BEGIN PROVIDED MATERIAL
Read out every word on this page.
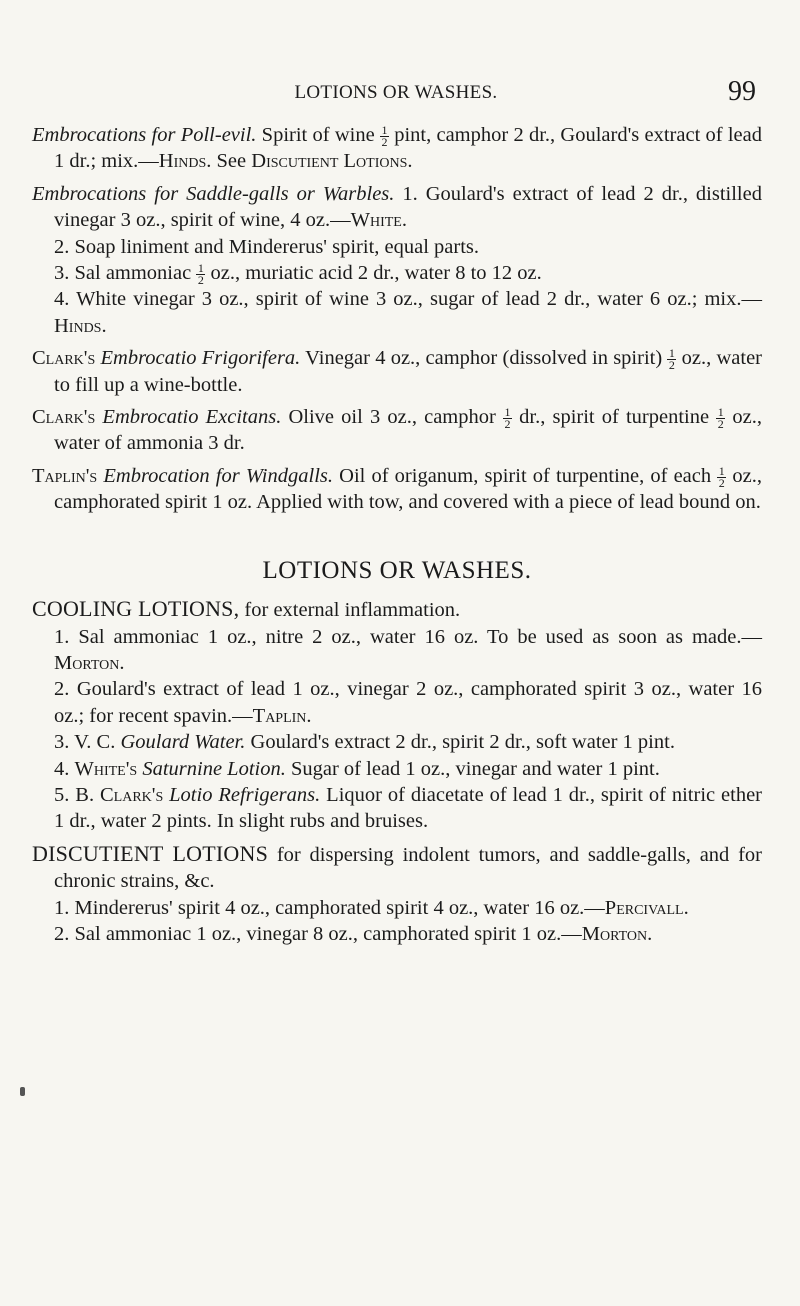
LOTIONS OR WASHES.	99

Embrocations for Poll-evil. Spirit of wine $\frac{1}{2}$ pint, camphor 2 dr., Goulard's extract of lead 1 dr.; mix.—Hinds. See Discutient Lotions.

Embrocations for Saddle-galls or Warbles. 1. Goulard's extract of lead 2 dr., distilled vinegar 3 oz., spirit of wine, 4 oz.—White.

2. Soap liniment and Mindererus' spirit, equal parts.

3. Sal ammoniac $\frac{1}{2}$ oz., muriatic acid 2 dr., water 8 to 12 oz.

4. White vinegar 3 oz., spirit of wine 3 oz., sugar of lead 2 dr., water 6 oz.; mix.—Hinds.

Clark's Embrocatio Frigorifera. Vinegar 4 oz., camphor (dissolved in spirit) $\frac{1}{2}$ oz., water to fill up a wine-bottle.

Clark's Embrocatio Excitans. Olive oil 3 oz., camphor $\frac{1}{2}$ dr., spirit of turpentine $\frac{1}{2}$ oz., water of ammonia 3 dr.

Taplin's Embrocation for Windgalls. Oil of origanum, spirit of turpentine, of each $\frac{1}{2}$ oz., camphorated spirit 1 oz. Applied with tow, and covered with a piece of lead bound on.

LOTIONS OR WASHES.

COOLING LOTIONS, for external inflammation.

1. Sal ammoniac 1 oz., nitre 2 oz., water 16 oz. To be used as soon as made.—Morton.

2. Goulard's extract of lead 1 oz., vinegar 2 oz., camphorated spirit 3 oz., water 16 oz.; for recent spavin.—Taplin.

3. V. C. Goulard Water. Goulard's extract 2 dr., spirit 2 dr., soft water 1 pint.

4. White's Saturnine Lotion. Sugar of lead 1 oz., vinegar and water 1 pint.

5. B. Clark's Lotio Refrigerans. Liquor of diacetate of lead 1 dr., spirit of nitric ether 1 dr., water 2 pints. In slight rubs and bruises.

DISCUTIENT LOTIONS for dispersing indolent tumors, and saddle-galls, and for chronic strains, &c.

1. Mindererus' spirit 4 oz., camphorated spirit 4 oz., water 16 oz.—Percivall.

2. Sal ammoniac 1 oz., vinegar 8 oz., camphorated spirit 1 oz.—Morton.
END PROVIDED MATERIAL
EXERCISE:
All of the material above must be given again verbatim, except for the pictures.

SOLVED EXERCISE:
Read out every word on this page.
LOTIONS OR WASHES.	99

Embrocations for Poll-evil. Spirit of wine $\frac{1}{2}$ pint, camphor 2 dr., Goulard's extract of lead 1 dr.; mix.—Hinds. See Discutient Lotions.

Embrocations for Saddle-galls or Warbles. 1. Goulard's extract of lead 2 dr., distilled vinegar 3 oz., spirit of wine, 4 oz.—White.

2. Soap liniment and Mindererus' spirit, equal parts.

3. Sal ammoniac $\frac{1}{2}$ oz., muriatic acid 2 dr., water 8 to 12 oz.

4. White vinegar 3 oz., spirit of wine 3 oz., sugar of lead 2 dr., water 6 oz.; mix.—Hinds.

Clark's Embrocatio Frigorifera. Vinegar 4 oz., camphor (dissolved in spirit) $\frac{1}{2}$ oz., water to fill up a wine-bottle.

Clark's Embrocatio Excitans. Olive oil 3 oz., camphor $\frac{1}{2}$ dr., spirit of turpentine $\frac{1}{2}$ oz., water of ammonia 3 dr.

Taplin's Embrocation for Windgalls. Oil of origanum, spirit of turpentine, of each $\frac{1}{2}$ oz., camphorated spirit 1 oz. Applied with tow, and covered with a piece of lead bound on.

LOTIONS OR WASHES.

COOLING LOTIONS, for external inflammation.

1. Sal ammoniac 1 oz., nitre 2 oz., water 16 oz. To be used as soon as made.—Morton.

2. Goulard's extract of lead 1 oz., vinegar 2 oz., camphorated spirit 3 oz., water 16 oz.; for recent spavin.—Taplin.

3. V. C. Goulard Water. Goulard's extract 2 dr., spirit 2 dr., soft water 1 pint.

4. White's Saturnine Lotion. Sugar of lead 1 oz., vinegar and water 1 pint.

5. B. Clark's Lotio Refrigerans. Liquor of diacetate of lead 1 dr., spirit of nitric ether 1 dr., water 2 pints. In slight rubs and bruises.

DISCUTIENT LOTIONS for dispersing indolent tumors, and saddle-galls, and for chronic strains, &c.

1. Mindererus' spirit 4 oz., camphorated spirit 4 oz., water 16 oz.—Percivall.

2. Sal ammoniac 1 oz., vinegar 8 oz., camphorated spirit 1 oz.—Morton.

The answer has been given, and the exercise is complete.